● Requisitos del problema
Transcribe literalmente, del texto sobre la inversión en investigación, el fragmento que va desde "En investigación, tecnología" hasta "en la sociedad.".

● Texto

▬▬▬▬▬▬▬▬▬▬

En investigación, tecnología e innovación debemos preguntarnos qué debe ir primero, ¿el huevo o la gallina? Sin recursos económicos no se impulsará la investigación, pero invertir en investigación puede resultar improductivo, al menos en el mediano plazo, cuando hay tantas necesidades y proyectos más rentables. Ojalá el nuevo ministerio resuelva el acertijo y encuentre las mejores opciones para invertir en proyectos que, mediante métodos rigurosos de investigación adelantados por personal idóneo, resuelvan problemas nacionales y universales, y produzcan verdadero impacto en la sociedad.

Por otro lado, en países con una cultura de administración pública diferente a la nuestra existen agencias especializadas que producen más resultados que los ministerios, mientras que en otras partes el modelo organizativo se fundamenta en un número grande de carteras ministeriales, muchas de menor importancia. Nosotros ya tenemos 15 ministerios y, además del correspondiente a Ciencia, se creó hace poco el de Cultura, mientras que el de TIC reemplazó al de Comunicaciones. También se han propuesto carteras para la Mujer, la Paz, la Juventud y el Deporte.

▬▬▬▬▬▬▬▬▬▬

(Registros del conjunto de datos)
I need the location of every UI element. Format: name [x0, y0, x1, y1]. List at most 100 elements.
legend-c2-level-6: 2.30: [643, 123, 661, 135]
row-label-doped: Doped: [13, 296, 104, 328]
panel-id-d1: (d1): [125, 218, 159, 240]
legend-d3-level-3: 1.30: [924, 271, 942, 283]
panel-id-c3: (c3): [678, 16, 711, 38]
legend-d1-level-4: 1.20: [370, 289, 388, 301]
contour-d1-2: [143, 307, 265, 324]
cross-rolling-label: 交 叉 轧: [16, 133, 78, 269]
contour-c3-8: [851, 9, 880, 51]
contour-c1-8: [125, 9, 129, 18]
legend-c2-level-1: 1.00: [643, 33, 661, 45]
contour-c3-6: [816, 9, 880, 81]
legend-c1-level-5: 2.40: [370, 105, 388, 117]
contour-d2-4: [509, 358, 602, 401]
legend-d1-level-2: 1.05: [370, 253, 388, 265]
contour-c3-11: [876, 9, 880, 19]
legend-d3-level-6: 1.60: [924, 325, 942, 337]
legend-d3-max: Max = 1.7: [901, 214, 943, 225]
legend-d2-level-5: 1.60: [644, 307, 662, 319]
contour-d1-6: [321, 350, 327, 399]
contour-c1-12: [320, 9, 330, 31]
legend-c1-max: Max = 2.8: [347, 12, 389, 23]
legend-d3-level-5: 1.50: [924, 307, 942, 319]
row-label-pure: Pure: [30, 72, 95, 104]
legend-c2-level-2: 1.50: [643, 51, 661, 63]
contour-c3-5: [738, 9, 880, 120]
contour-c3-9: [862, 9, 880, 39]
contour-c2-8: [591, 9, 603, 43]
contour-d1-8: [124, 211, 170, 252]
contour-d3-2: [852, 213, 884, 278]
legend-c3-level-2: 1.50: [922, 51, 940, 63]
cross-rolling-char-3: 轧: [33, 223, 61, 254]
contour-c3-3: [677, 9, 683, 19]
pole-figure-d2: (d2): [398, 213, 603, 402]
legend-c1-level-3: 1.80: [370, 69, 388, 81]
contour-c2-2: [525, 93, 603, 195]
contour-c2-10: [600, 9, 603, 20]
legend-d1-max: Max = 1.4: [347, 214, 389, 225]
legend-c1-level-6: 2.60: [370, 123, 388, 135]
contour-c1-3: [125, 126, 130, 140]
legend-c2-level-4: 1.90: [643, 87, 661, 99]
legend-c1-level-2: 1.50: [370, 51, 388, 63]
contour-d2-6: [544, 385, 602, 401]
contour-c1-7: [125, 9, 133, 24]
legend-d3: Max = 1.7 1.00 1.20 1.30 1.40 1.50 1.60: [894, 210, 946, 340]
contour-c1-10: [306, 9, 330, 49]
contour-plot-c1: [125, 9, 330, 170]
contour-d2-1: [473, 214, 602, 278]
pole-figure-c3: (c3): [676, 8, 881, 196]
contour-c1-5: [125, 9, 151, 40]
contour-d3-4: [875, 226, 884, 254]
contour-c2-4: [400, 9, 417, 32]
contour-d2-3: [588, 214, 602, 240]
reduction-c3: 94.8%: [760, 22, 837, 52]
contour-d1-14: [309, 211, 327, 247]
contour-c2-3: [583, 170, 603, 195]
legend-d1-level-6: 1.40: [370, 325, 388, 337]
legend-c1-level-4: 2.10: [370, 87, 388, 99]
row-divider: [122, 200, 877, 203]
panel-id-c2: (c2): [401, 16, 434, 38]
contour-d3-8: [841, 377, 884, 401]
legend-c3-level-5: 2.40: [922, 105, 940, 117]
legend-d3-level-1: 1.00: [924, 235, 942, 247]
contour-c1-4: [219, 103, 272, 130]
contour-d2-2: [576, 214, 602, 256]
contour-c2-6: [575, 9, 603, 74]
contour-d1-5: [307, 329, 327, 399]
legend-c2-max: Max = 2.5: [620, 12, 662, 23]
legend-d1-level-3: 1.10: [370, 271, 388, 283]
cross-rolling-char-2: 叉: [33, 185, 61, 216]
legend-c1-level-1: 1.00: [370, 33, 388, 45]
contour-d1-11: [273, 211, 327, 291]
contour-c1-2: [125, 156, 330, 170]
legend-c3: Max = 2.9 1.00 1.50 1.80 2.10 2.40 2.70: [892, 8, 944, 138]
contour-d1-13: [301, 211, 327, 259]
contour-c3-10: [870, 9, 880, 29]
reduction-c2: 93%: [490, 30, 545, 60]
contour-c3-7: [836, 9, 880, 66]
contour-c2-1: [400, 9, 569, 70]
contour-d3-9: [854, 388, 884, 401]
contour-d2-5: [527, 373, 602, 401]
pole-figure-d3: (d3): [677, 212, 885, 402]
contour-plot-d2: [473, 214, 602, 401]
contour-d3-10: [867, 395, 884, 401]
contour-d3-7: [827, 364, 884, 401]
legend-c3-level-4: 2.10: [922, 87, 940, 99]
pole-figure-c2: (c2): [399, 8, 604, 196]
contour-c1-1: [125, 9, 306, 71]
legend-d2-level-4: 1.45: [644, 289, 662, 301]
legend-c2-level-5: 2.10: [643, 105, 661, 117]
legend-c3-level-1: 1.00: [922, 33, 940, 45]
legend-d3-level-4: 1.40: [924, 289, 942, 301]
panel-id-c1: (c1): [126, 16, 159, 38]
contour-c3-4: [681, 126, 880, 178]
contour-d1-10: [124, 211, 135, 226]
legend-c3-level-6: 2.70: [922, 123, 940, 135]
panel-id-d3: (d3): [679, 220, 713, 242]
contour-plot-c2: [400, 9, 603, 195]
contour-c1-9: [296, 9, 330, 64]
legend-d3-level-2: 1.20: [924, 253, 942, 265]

▬▬▬▬▬▬▬▬▬▬

● Respuesta correcta
En investigación, tecnología e innovación debemos preguntarnos qué debe ir primero, ¿el huevo o la gallina? Sin recursos económicos no se impulsará la investigación, pero invertir en investigación puede resultar improductivo, al menos en el mediano plazo, cuando hay tantas necesidades y proyectos más rentables. Ojalá el nuevo ministerio resuelva el acertijo y encuentre las mejores opciones para invertir en proyectos que, mediante métodos rigurosos de investigación adelantados por personal idóneo, resuelvan problemas nacionales y universales, y produzcan verdadero impacto en la sociedad.